In the listing below, pick out lines with "повітря".
-- START DATASET CONTENT --
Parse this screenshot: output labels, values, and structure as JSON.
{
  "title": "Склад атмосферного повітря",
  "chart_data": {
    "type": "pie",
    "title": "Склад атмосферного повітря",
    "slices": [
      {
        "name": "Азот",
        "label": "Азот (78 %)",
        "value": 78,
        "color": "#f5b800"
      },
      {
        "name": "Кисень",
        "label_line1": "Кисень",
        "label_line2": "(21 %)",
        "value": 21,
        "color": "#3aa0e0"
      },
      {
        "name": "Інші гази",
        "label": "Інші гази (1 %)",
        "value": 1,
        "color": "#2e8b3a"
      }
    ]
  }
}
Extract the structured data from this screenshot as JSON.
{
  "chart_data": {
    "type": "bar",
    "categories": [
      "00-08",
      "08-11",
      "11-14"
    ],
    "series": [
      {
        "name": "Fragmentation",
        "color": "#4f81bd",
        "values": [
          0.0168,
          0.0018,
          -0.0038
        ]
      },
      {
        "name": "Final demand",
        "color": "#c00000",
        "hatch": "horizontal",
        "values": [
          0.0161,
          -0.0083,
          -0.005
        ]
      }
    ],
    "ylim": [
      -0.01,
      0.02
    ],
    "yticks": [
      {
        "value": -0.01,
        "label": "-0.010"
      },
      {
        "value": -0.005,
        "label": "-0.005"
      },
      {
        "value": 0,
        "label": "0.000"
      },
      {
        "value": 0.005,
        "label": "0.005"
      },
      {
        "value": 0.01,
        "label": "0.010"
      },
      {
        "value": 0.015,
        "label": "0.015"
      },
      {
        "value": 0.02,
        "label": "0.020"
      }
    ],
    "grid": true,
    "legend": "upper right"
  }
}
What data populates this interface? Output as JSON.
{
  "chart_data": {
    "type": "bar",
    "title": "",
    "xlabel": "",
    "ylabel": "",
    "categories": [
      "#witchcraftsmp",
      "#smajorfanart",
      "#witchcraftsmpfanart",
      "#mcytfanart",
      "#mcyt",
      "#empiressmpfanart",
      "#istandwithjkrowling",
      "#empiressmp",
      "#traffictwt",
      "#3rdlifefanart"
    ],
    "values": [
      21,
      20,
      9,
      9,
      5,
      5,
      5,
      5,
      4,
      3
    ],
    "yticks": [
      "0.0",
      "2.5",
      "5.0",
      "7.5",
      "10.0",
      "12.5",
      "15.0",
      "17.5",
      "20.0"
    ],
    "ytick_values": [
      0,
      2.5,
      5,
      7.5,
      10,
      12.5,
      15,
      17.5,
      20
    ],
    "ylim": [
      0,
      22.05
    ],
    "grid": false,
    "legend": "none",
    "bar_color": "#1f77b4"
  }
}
-- END DATASET CONTENT --
* WRITTEN RESPONSE *
  "title": "Склад атмосферного повітря",
    "title": "Склад атмосферного повітря",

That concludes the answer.